TAREFAS
**1.** Indique se cada afirmação abaixo está de acordo com o trecho sobre cegueira inatencional. Responda sim ou não e cite literalmente as palavras do trecho que decidem a questão. (a) A maioria das pessoas que segue corretamente as instruções percebe as mudanças nos vídeos. (b) O autor já aplicou os experimentos em palestras. (c) É possível fazer algo para perceber tudo o que acontece enquanto se está focado em uma coisa.
**2.** Liste tudo o que, segundo o trecho sobre cegueira inatencional, quem seguiu as instruções muito provavelmente não percebeu nos vídeos.

TRECHO DO TEXTO
....................

Então... se você realmente seguiu as instruções dos experimentos (e, obviamente, se você não conhecia estes videos), muito provavelmente você não percebeu nem o urso dançando moonwalk, nem o desaparecimento da cesta de basquete e nem a mudança na cor do banheiro químico - e com relação a este último video, eu aposto que você ficou esperando alguma pessoa vestida de bicho passando ao fundo! Por outro lado, se você percebeu estes elementos ou mudanças, provavelmente você errou as contagens. Agora, se você acertou as contagens e ainda percebeu o urso, a cesta e o banheiro muito provavelmente você já conhecia os videos - ou você é jedi! A grande maioria das pessoas, quando segue corretamente as instruções, não percebe tais elementos ou mudanças - eu já apliquei estes experimentos em diversas palestras e a grande maioria das pessoas nunca vê nada de diferente. E por que isso acontece? A explicação, como você já imagina, passa pela cegueira inatencional. Quando estamos focados em uma coisa deixamos de ver outras... e não há nada que possamos fazer a respeito. Como apontam Chabris e Simons, “a estrutura do corpo humano não nos permite voar, assim como a estrutura da mente não nos permite perceber conscientemente tudo ao nosso redor”.

....................

REGISTROS
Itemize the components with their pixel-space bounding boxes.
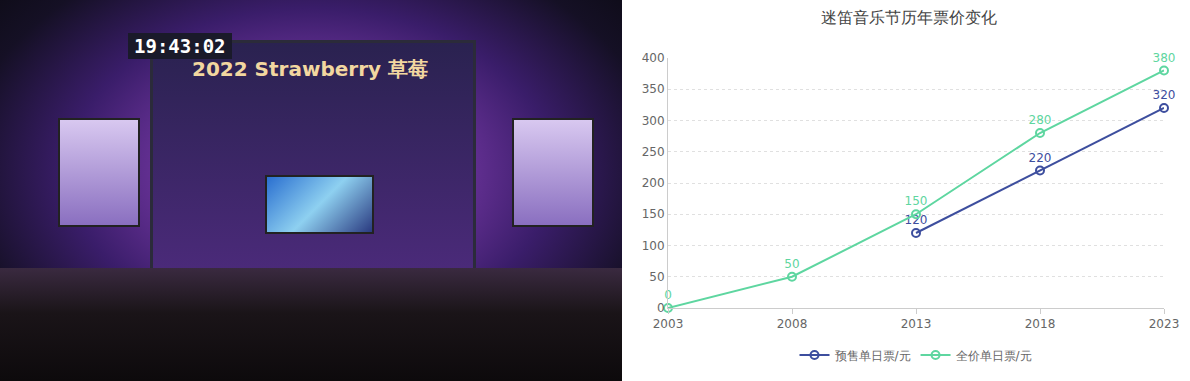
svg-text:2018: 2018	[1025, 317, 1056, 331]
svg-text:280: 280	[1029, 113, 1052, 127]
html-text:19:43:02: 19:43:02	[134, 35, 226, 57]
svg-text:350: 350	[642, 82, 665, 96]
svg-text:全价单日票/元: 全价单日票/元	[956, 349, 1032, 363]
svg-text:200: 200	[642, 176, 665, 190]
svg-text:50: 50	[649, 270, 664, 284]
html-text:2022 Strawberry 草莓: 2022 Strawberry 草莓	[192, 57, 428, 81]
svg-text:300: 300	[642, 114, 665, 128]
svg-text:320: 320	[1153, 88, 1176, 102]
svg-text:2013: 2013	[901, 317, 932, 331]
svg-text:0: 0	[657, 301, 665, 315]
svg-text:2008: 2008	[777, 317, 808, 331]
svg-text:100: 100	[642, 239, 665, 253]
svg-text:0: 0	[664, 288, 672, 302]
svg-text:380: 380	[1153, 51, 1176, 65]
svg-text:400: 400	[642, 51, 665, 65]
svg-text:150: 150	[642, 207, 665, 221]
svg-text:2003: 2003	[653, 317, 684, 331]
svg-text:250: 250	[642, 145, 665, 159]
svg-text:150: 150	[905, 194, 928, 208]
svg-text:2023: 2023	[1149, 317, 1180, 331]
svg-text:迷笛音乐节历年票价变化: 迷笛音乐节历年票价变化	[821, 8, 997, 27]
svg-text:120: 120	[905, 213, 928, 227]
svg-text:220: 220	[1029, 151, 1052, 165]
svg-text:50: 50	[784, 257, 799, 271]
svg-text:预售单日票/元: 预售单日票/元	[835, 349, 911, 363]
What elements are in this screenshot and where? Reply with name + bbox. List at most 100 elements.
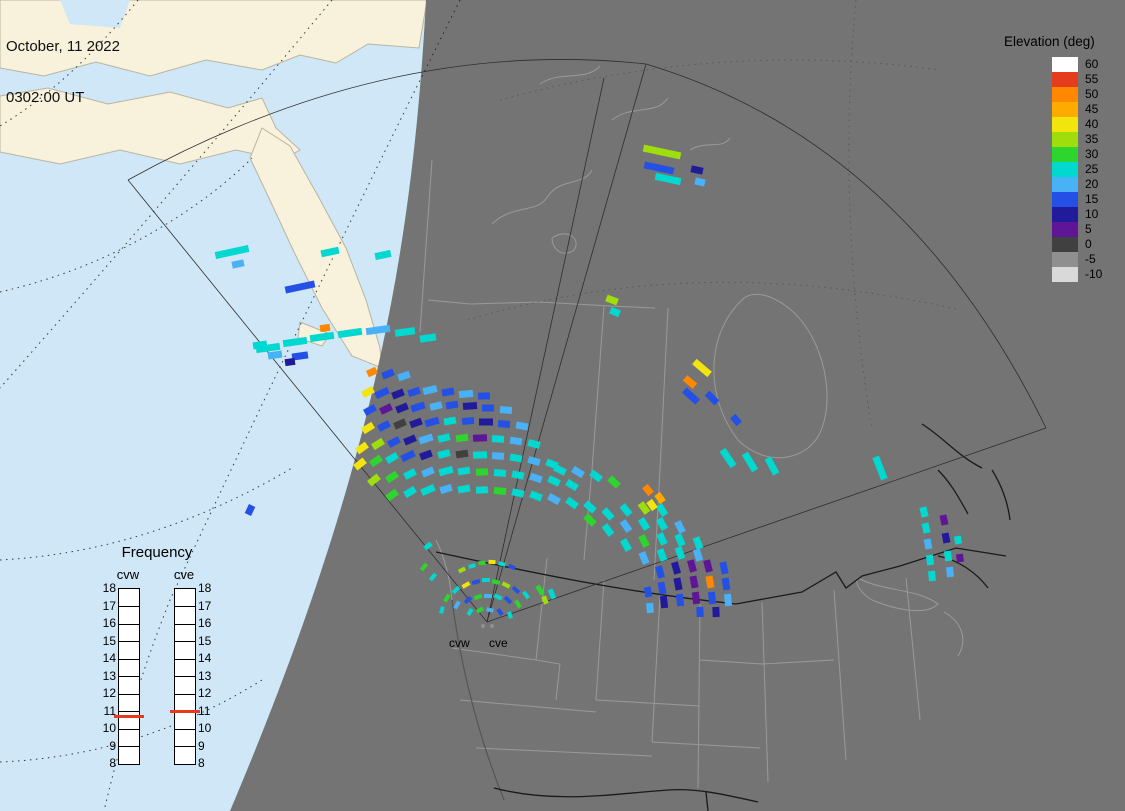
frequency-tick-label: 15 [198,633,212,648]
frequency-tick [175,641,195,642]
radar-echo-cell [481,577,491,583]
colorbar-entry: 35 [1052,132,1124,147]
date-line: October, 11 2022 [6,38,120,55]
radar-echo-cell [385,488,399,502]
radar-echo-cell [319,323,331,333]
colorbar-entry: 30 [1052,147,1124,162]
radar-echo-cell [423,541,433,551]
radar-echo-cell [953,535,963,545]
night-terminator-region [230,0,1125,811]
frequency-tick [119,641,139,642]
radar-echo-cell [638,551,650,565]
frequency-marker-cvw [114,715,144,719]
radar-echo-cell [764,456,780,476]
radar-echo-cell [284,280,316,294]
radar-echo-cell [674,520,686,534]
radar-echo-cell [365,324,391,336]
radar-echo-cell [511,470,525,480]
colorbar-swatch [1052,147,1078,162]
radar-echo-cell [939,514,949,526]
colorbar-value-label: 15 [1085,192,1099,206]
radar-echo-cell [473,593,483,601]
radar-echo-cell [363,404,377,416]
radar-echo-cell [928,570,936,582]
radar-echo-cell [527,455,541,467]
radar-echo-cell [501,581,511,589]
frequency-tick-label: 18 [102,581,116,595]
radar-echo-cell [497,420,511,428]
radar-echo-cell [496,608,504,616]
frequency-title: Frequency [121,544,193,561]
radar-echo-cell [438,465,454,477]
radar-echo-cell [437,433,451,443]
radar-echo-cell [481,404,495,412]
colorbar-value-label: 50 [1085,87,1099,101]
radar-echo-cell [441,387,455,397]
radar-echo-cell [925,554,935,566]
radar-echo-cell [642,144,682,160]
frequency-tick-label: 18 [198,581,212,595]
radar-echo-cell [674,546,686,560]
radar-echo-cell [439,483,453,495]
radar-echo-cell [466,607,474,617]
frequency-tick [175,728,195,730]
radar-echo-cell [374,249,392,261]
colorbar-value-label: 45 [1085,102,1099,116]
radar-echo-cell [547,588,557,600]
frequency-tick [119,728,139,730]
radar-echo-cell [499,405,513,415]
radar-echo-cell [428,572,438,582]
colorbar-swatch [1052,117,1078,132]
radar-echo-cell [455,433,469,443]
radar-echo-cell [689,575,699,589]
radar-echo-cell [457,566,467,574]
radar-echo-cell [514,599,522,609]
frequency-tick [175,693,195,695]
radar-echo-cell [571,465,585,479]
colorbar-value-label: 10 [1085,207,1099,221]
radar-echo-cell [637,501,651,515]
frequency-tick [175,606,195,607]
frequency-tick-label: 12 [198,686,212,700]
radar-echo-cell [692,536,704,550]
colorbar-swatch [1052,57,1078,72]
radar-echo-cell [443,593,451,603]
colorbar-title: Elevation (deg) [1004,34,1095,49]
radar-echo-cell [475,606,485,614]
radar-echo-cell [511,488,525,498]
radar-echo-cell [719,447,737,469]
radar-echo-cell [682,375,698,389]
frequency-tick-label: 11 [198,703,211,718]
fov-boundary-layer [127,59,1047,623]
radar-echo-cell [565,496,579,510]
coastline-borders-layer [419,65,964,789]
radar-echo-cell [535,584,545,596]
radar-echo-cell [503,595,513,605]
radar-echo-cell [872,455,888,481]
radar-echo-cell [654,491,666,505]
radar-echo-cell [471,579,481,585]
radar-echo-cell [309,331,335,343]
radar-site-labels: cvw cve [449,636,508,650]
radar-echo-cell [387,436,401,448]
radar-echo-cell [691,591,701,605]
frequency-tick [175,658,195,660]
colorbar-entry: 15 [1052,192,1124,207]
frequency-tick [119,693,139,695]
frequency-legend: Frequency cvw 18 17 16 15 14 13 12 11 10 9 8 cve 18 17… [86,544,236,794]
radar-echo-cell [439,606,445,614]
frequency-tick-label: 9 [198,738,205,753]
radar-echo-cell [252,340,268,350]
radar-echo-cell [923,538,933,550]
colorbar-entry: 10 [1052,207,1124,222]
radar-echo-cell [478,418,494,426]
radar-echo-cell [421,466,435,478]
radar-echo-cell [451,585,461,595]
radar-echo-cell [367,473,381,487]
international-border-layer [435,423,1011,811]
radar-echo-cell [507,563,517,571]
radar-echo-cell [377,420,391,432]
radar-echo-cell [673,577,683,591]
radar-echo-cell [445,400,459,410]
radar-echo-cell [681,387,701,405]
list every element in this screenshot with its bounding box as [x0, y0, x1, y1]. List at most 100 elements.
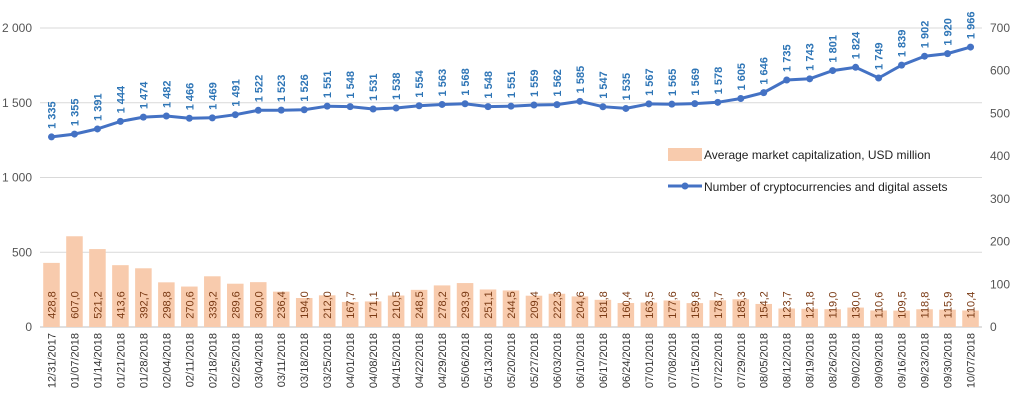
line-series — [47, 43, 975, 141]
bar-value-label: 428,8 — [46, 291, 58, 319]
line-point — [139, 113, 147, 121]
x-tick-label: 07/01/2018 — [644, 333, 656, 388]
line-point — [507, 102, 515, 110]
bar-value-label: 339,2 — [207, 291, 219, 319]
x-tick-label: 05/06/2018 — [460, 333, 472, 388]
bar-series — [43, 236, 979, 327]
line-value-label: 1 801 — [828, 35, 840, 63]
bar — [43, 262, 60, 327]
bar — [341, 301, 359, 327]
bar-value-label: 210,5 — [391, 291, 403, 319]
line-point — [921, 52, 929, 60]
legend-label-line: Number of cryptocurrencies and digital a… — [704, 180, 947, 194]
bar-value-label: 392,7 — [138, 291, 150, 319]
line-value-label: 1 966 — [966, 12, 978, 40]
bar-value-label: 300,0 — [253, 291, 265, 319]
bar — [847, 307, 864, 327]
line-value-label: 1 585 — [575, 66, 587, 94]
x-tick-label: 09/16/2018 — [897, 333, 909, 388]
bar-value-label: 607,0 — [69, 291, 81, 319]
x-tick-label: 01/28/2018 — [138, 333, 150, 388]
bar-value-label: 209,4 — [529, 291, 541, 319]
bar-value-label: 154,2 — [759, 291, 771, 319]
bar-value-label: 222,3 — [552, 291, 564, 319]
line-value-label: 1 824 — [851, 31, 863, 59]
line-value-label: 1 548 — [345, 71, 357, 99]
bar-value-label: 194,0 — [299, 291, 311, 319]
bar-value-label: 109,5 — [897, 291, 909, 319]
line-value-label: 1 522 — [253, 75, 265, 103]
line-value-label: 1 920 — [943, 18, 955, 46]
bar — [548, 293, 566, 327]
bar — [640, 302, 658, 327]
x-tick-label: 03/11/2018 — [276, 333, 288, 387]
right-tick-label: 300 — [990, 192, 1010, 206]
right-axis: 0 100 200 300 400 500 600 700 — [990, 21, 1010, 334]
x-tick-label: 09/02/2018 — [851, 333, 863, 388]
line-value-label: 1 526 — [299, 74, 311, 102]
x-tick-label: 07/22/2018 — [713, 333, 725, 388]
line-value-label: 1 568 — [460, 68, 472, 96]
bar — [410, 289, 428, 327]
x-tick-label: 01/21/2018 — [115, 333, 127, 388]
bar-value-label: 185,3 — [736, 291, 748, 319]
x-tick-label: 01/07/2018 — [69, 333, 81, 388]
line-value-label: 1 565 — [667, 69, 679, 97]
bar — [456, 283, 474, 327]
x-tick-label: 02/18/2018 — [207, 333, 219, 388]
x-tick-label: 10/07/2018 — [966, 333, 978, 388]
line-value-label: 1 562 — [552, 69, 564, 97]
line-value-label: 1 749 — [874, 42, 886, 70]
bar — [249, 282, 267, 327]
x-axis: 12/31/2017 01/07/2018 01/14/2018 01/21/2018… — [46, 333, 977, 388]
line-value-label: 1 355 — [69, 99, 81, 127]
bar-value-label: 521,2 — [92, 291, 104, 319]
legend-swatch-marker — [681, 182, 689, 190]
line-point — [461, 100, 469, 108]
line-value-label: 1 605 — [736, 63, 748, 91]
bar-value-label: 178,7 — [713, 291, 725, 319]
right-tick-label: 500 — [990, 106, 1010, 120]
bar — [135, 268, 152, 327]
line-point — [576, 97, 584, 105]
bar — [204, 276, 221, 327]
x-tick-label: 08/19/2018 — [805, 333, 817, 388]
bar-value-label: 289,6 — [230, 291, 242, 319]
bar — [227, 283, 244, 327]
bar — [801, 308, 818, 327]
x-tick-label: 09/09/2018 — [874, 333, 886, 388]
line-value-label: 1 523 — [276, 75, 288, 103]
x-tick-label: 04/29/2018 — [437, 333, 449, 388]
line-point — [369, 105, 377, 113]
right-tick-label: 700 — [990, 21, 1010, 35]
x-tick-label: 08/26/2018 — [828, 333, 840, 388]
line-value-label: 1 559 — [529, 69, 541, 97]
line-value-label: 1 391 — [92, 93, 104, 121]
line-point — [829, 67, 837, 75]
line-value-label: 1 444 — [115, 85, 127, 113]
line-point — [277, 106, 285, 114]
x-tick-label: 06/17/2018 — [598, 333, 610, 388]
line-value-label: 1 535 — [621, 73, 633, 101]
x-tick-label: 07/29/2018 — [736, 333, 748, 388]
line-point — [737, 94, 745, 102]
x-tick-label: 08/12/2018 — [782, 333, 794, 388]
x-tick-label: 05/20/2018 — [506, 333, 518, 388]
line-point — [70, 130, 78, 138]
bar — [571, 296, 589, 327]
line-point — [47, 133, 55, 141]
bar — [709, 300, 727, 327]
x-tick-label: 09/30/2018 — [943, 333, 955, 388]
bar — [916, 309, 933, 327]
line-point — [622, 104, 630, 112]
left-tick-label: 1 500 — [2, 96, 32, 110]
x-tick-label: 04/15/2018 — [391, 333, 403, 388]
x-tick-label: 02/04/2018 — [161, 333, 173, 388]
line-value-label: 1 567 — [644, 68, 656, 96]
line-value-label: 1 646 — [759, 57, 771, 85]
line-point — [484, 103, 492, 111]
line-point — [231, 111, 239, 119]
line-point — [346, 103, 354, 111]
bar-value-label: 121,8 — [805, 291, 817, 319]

....................

RESPOSTAS POR TAREFA
**1.**
(a) Não: "A grande maioria das pessoas, quando segue corretamente as instruções, não percebe tais elementos ou mudanças"
(b) Sim: "eu já apliquei estes experimentos em diversas palestras"
(c) Não: "e não há nada que possamos fazer a respeito"

**2.**
- o urso dançando moonwalk
- o desaparecimento da cesta de basquete
- a mudança na cor do banheiro químico